--- START ---
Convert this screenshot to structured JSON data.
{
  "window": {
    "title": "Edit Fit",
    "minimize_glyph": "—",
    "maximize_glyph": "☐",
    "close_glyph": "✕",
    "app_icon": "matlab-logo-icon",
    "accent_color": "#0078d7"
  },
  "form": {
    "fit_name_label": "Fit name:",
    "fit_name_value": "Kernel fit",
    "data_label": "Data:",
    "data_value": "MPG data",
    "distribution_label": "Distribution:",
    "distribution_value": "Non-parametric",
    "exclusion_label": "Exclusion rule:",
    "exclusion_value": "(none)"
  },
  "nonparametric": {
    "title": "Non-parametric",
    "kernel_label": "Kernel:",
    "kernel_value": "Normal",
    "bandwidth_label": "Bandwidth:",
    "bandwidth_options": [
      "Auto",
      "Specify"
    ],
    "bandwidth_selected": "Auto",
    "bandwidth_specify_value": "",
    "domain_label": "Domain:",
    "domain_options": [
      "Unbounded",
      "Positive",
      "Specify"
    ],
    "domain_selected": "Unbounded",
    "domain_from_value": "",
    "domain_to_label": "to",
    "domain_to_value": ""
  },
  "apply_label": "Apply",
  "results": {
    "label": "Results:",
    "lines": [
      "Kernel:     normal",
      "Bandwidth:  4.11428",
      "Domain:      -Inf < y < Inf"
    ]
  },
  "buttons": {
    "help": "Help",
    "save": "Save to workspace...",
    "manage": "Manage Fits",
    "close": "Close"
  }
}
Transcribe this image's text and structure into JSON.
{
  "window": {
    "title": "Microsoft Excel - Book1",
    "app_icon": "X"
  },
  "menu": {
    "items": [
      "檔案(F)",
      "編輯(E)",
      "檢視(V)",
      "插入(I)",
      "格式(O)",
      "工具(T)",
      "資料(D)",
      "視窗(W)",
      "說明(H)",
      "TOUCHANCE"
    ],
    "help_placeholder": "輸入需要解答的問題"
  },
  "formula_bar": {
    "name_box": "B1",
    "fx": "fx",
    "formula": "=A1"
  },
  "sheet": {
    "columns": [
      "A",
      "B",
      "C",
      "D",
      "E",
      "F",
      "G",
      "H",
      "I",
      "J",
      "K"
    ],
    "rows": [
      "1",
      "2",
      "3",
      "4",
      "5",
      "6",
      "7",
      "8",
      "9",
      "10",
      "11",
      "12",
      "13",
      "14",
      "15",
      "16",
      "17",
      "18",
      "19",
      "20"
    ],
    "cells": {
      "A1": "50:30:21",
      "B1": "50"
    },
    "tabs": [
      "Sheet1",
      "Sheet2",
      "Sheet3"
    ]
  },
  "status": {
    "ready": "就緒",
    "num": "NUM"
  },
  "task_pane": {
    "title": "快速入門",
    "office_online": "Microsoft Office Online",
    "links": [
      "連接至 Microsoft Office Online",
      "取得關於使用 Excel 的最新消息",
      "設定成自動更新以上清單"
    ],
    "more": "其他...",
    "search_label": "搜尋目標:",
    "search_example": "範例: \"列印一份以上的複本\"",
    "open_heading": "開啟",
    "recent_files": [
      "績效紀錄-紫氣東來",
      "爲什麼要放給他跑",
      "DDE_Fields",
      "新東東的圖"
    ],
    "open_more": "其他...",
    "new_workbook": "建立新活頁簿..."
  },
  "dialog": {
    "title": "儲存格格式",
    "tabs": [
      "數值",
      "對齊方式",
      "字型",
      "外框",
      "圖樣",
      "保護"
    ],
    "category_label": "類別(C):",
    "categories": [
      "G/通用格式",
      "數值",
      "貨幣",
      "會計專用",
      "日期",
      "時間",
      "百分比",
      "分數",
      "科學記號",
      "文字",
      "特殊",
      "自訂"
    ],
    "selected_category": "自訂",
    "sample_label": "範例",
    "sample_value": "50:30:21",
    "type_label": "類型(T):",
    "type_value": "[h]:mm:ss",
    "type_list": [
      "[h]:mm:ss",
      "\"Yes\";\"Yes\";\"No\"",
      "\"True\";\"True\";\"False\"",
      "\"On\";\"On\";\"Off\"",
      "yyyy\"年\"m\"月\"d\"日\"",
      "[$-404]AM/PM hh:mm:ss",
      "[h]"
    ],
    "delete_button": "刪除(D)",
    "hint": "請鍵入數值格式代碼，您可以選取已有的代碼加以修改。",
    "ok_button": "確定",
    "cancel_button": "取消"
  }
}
--- END ---
**TASK TO COMPLETE**
Reproduce all data above, unchanged.

**SOLUTION**
Convert this screenshot to structured JSON data.
{
  "window": {
    "title": "Edit Fit",
    "minimize_glyph": "—",
    "maximize_glyph": "☐",
    "close_glyph": "✕",
    "app_icon": "matlab-logo-icon",
    "accent_color": "#0078d7"
  },
  "form": {
    "fit_name_label": "Fit name:",
    "fit_name_value": "Kernel fit",
    "data_label": "Data:",
    "data_value": "MPG data",
    "distribution_label": "Distribution:",
    "distribution_value": "Non-parametric",
    "exclusion_label": "Exclusion rule:",
    "exclusion_value": "(none)"
  },
  "nonparametric": {
    "title": "Non-parametric",
    "kernel_label": "Kernel:",
    "kernel_value": "Normal",
    "bandwidth_label": "Bandwidth:",
    "bandwidth_options": [
      "Auto",
      "Specify"
    ],
    "bandwidth_selected": "Auto",
    "bandwidth_specify_value": "",
    "domain_label": "Domain:",
    "domain_options": [
      "Unbounded",
      "Positive",
      "Specify"
    ],
    "domain_selected": "Unbounded",
    "domain_from_value": "",
    "domain_to_label": "to",
    "domain_to_value": ""
  },
  "apply_label": "Apply",
  "results": {
    "label": "Results:",
    "lines": [
      "Kernel:     normal",
      "Bandwidth:  4.11428",
      "Domain:      -Inf < y < Inf"
    ]
  },
  "buttons": {
    "help": "Help",
    "save": "Save to workspace...",
    "manage": "Manage Fits",
    "close": "Close"
  }
}
Transcribe this image's text and structure into JSON.
{
  "window": {
    "title": "Microsoft Excel - Book1",
    "app_icon": "X"
  },
  "menu": {
    "items": [
      "檔案(F)",
      "編輯(E)",
      "檢視(V)",
      "插入(I)",
      "格式(O)",
      "工具(T)",
      "資料(D)",
      "視窗(W)",
      "說明(H)",
      "TOUCHANCE"
    ],
    "help_placeholder": "輸入需要解答的問題"
  },
  "formula_bar": {
    "name_box": "B1",
    "fx": "fx",
    "formula": "=A1"
  },
  "sheet": {
    "columns": [
      "A",
      "B",
      "C",
      "D",
      "E",
      "F",
      "G",
      "H",
      "I",
      "J",
      "K"
    ],
    "rows": [
      "1",
      "2",
      "3",
      "4",
      "5",
      "6",
      "7",
      "8",
      "9",
      "10",
      "11",
      "12",
      "13",
      "14",
      "15",
      "16",
      "17",
      "18",
      "19",
      "20"
    ],
    "cells": {
      "A1": "50:30:21",
      "B1": "50"
    },
    "tabs": [
      "Sheet1",
      "Sheet2",
      "Sheet3"
    ]
  },
  "status": {
    "ready": "就緒",
    "num": "NUM"
  },
  "task_pane": {
    "title": "快速入門",
    "office_online": "Microsoft Office Online",
    "links": [
      "連接至 Microsoft Office Online",
      "取得關於使用 Excel 的最新消息",
      "設定成自動更新以上清單"
    ],
    "more": "其他...",
    "search_label": "搜尋目標:",
    "search_example": "範例: \"列印一份以上的複本\"",
    "open_heading": "開啟",
    "recent_files": [
      "績效紀錄-紫氣東來",
      "爲什麼要放給他跑",
      "DDE_Fields",
      "新東東的圖"
    ],
    "open_more": "其他...",
    "new_workbook": "建立新活頁簿..."
  },
  "dialog": {
    "title": "儲存格格式",
    "tabs": [
      "數值",
      "對齊方式",
      "字型",
      "外框",
      "圖樣",
      "保護"
    ],
    "category_label": "類別(C):",
    "categories": [
      "G/通用格式",
      "數值",
      "貨幣",
      "會計專用",
      "日期",
      "時間",
      "百分比",
      "分數",
      "科學記號",
      "文字",
      "特殊",
      "自訂"
    ],
    "selected_category": "自訂",
    "sample_label": "範例",
    "sample_value": "50:30:21",
    "type_label": "類型(T):",
    "type_value": "[h]:mm:ss",
    "type_list": [
      "[h]:mm:ss",
      "\"Yes\";\"Yes\";\"No\"",
      "\"True\";\"True\";\"False\"",
      "\"On\";\"On\";\"Off\"",
      "yyyy\"年\"m\"月\"d\"日\"",
      "[$-404]AM/PM hh:mm:ss",
      "[h]"
    ],
    "delete_button": "刪除(D)",
    "hint": "請鍵入數值格式代碼，您可以選取已有的代碼加以修改。",
    "ok_button": "確定",
    "cancel_button": "取消"
  }
}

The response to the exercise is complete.